### Task goal
Search the data below for the word "Keluar" and copy each line that holds it.

────────

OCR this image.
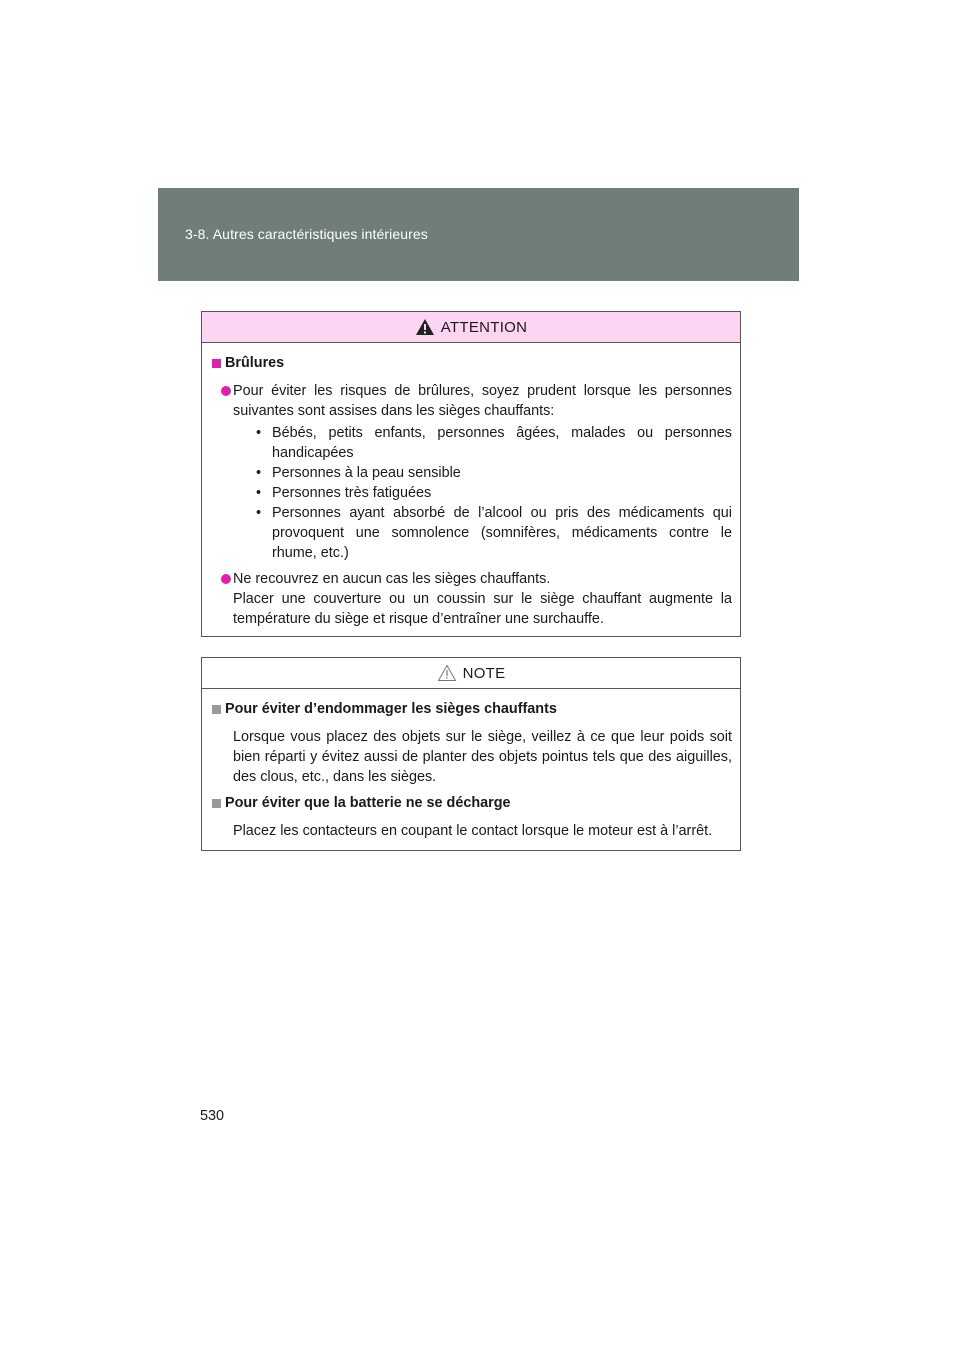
3-8. Autres caractéristiques intérieures
ATTENTION
Brûlures
Pour éviter les risques de brûlures, soyez prudent lorsque les personnes suivantes sont assises dans les sièges chauffants:
• Bébés, petits enfants, personnes âgées, malades ou personnes handicapées
• Personnes à la peau sensible
• Personnes très fatiguées
• Personnes ayant absorbé de l’alcool ou pris des médicaments qui provoquent une somnolence (somnifères, médicaments contre le rhume, etc.)
Ne recouvrez en aucun cas les sièges chauffants.
Placer une couverture ou un coussin sur le siège chauffant augmente la température du siège et risque d’entraîner une surchauffe.
NOTE
Pour éviter d’endommager les sièges chauffants
Lorsque vous placez des objets sur le siège, veillez à ce que leur poids soit bien réparti y évitez aussi de planter des objets pointus tels que des aiguilles, des clous, etc., dans les sièges.
Pour éviter que la batterie ne se décharge
Placez les contacteurs en coupant le contact lorsque le moteur est à l’arrêt.
530
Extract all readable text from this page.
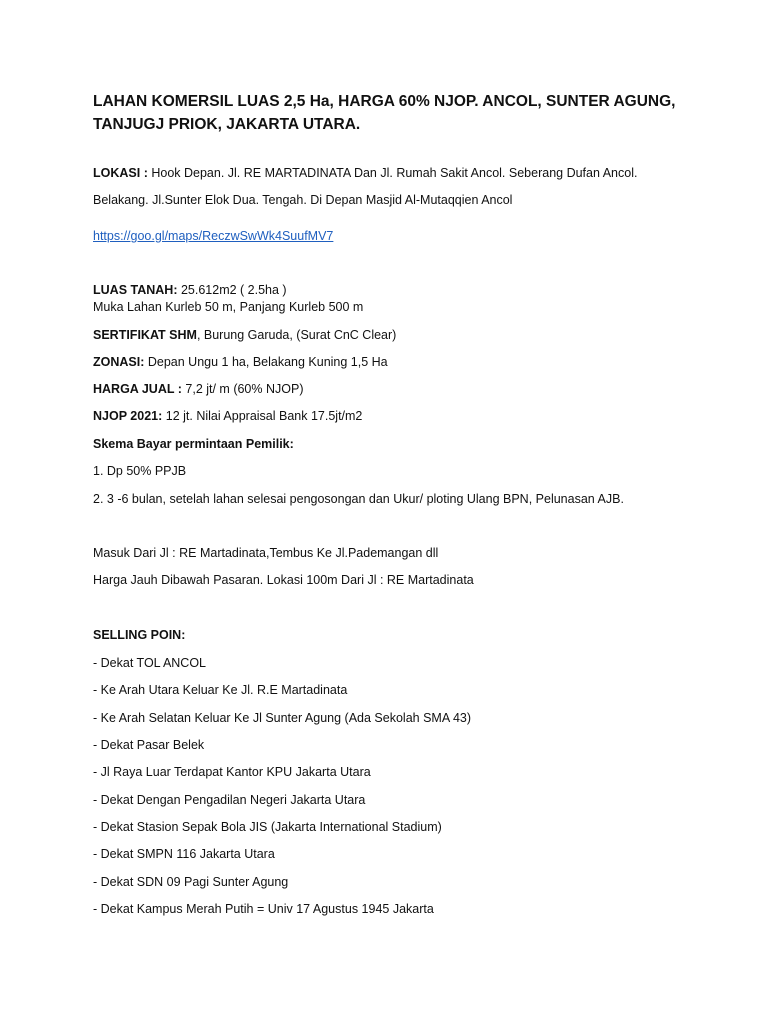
LAHAN KOMERSIL LUAS 2,5 Ha, HARGA 60% NJOP. ANCOL, SUNTER AGUNG, TANJUGJ PRIOK, JAKARTA UTARA.
LOKASI : Hook Depan. Jl. RE MARTADINATA Dan Jl. Rumah Sakit Ancol. Seberang Dufan Ancol.
Belakang. Jl.Sunter Elok Dua. Tengah. Di Depan Masjid Al-Mutaqqien Ancol
https://goo.gl/maps/ReczwSwWk4SuufMV7
LUAS TANAH: 25.612m2 ( 2.5ha )
Muka Lahan Kurleb 50 m, Panjang Kurleb 500 m
SERTIFIKAT SHM, Burung Garuda, (Surat CnC Clear)
ZONASI: Depan Ungu 1 ha, Belakang Kuning 1,5 Ha
HARGA JUAL : 7,2 jt/ m (60% NJOP)
NJOP 2021: 12 jt. Nilai Appraisal Bank 17.5jt/m2
Skema Bayar permintaan Pemilik:
1. Dp 50% PPJB
2. 3 -6 bulan, setelah lahan selesai pengosongan dan Ukur/ ploting Ulang BPN, Pelunasan AJB.
Masuk Dari Jl : RE Martadinata,Tembus Ke Jl.Pademangan dll
Harga Jauh Dibawah Pasaran. Lokasi 100m Dari Jl : RE Martadinata
SELLING POIN:
- Dekat TOL ANCOL
- Ke Arah Utara Keluar Ke Jl. R.E Martadinata
- Ke Arah Selatan Keluar Ke Jl Sunter Agung (Ada Sekolah SMA 43)
- Dekat Pasar Belek
- Jl Raya Luar Terdapat Kantor KPU Jakarta Utara
- Dekat Dengan Pengadilan Negeri Jakarta Utara
- Dekat Stasion Sepak Bola JIS (Jakarta International Stadium)
- Dekat SMPN 116 Jakarta Utara
- Dekat SDN 09 Pagi Sunter Agung
- Dekat Kampus Merah Putih = Univ 17 Agustus 1945 Jakarta
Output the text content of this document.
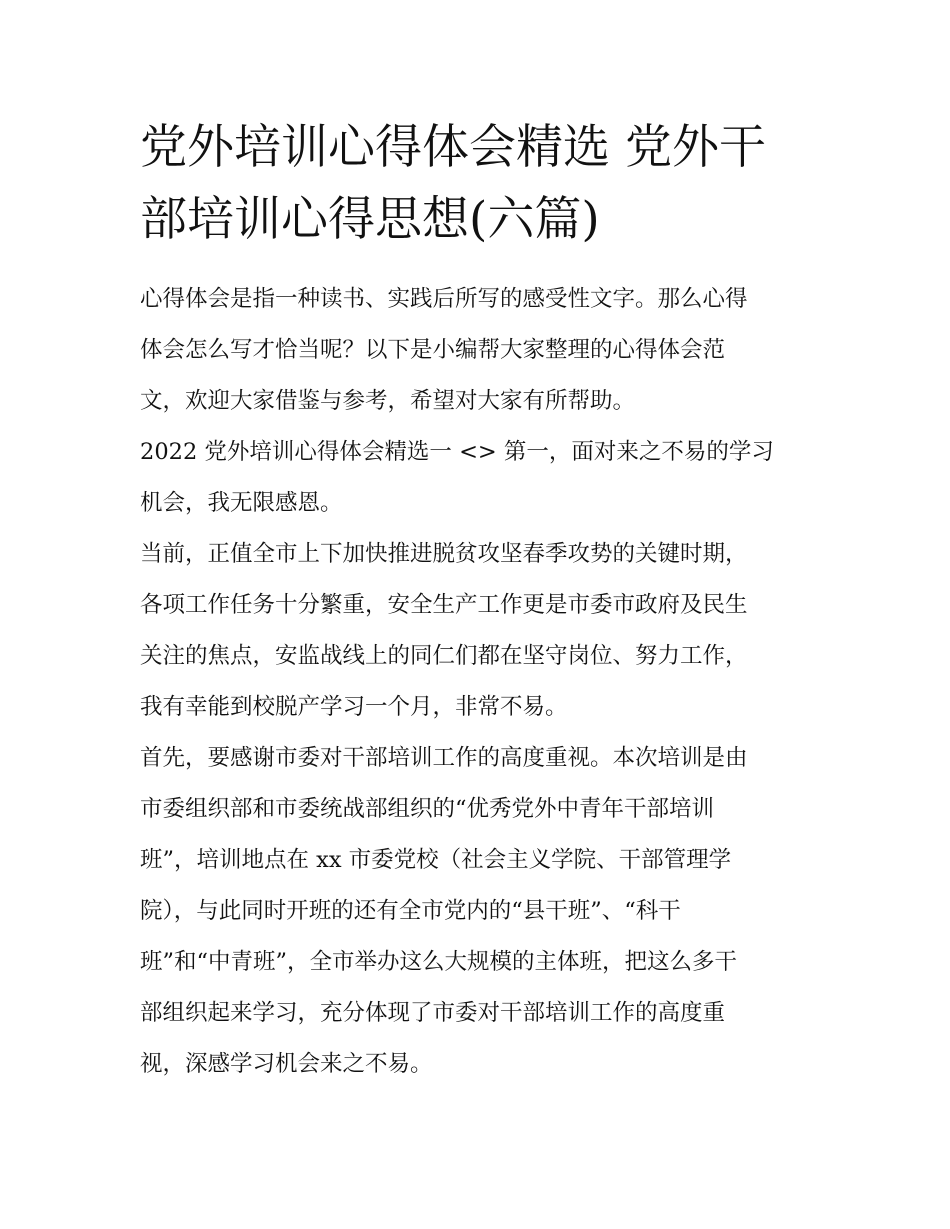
党外培训心得体会精选 党外干
部培训心得思想(六篇)

心得体会是指一种读书、实践后所写的感受性文字。那么心得
体会怎么写才恰当呢？以下是小编帮大家整理的心得体会范
文，欢迎大家借鉴与参考，希望对大家有所帮助。

2022 党外培训心得体会精选一 <> 第一，面对来之不易的学习
机会，我无限感恩。

当前，正值全市上下加快推进脱贫攻坚春季攻势的关键时期，
各项工作任务十分繁重，安全生产工作更是市委市政府及民生
关注的焦点，安监战线上的同仁们都在坚守岗位、努力工作，
我有幸能到校脱产学习一个月，非常不易。

首先，要感谢市委对干部培训工作的高度重视。本次培训是由
市委组织部和市委统战部组织的“优秀党外中青年干部培训
班”，培训地点在 xx 市委党校（社会主义学院、干部管理学
院），与此同时开班的还有全市党内的“县干班”、“科干
班”和“中青班”，全市举办这么大规模的主体班，把这么多干
部组织起来学习，充分体现了市委对干部培训工作的高度重
视，深感学习机会来之不易。
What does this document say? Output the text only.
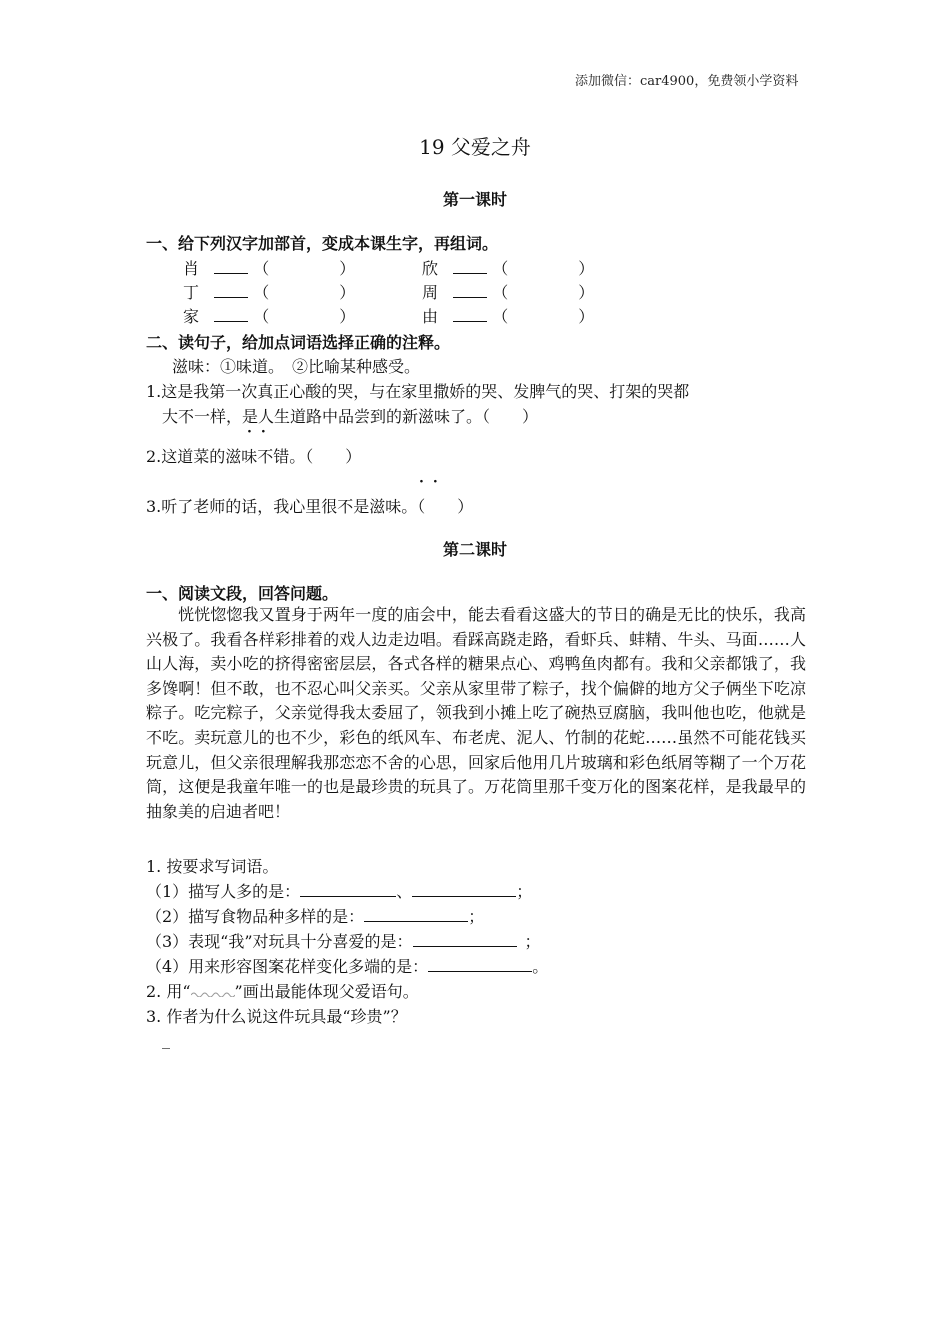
添加微信：car4900，免费领小学资料
19 父爱之舟
第一课时
一、给下列汉字加部首，变成本课生字，再组词。
肖	（	）	欣	（	）
丁	（	）	周	（	）
家	（	）	由	（	）
二、读句子，给加点词语选择正确的注释。
滋味：①味道。　②比喻某种感受。
1.这是我第一次真正心酸的哭，与在家里撒娇的哭、发脾气的哭、打架的哭都
大不一样，是人生道路中品尝到的新滋味了。（　　）
··
2.这道菜的滋味不错。（　　）
··
3.听了老师的话，我心里很不是滋味。（　　）
第二课时
一、阅读文段，回答问题。
恍恍惚惚我又置身于两年一度的庙会中，能去看看这盛大的节日的确是无比的快乐，我高兴极了。我看各样彩排着的戏人边走边唱。看踩高跷走路，看虾兵、蚌精、牛头、马面……人山人海，卖小吃的挤得密密层层，各式各样的糖果点心、鸡鸭鱼肉都有。我和父亲都饿了，我多馋啊！但不敢，也不忍心叫父亲买。父亲从家里带了粽子，找个偏僻的地方父子俩坐下吃凉粽子。吃完粽子，父亲觉得我太委屈了，领我到小摊上吃了碗热豆腐脑，我叫他也吃，他就是不吃。卖玩意儿的也不少，彩色的纸风车、布老虎、泥人、竹制的花蛇……虽然不可能花钱买玩意儿，但父亲很理解我那恋恋不舍的心思，回家后他用几片玻璃和彩色纸屑等糊了一个万花筒，这便是我童年唯一的也是最珍贵的玩具了。万花筒里那千变万化的图案花样，是我最早的抽象美的启迪者吧！
1. 按要求写词语。
（1）描写人多的是：	、	；
（2）描写食物品种多样的是：	；
（3）表现“我”对玩具十分喜爱的是：	；
（4）用来形容图案花样变化多端的是：	。
2. 用“	”画出最能体现父爱语句。
3. 作者为什么说这件玩具最“珍贵”？
_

────────

### Finished task
- Ke Arah Utara Keluar Ke Jl. R.E Martadinata
- Ke Arah Selatan Keluar Ke Jl Sunter Agung (Ada Sekolah SMA 43)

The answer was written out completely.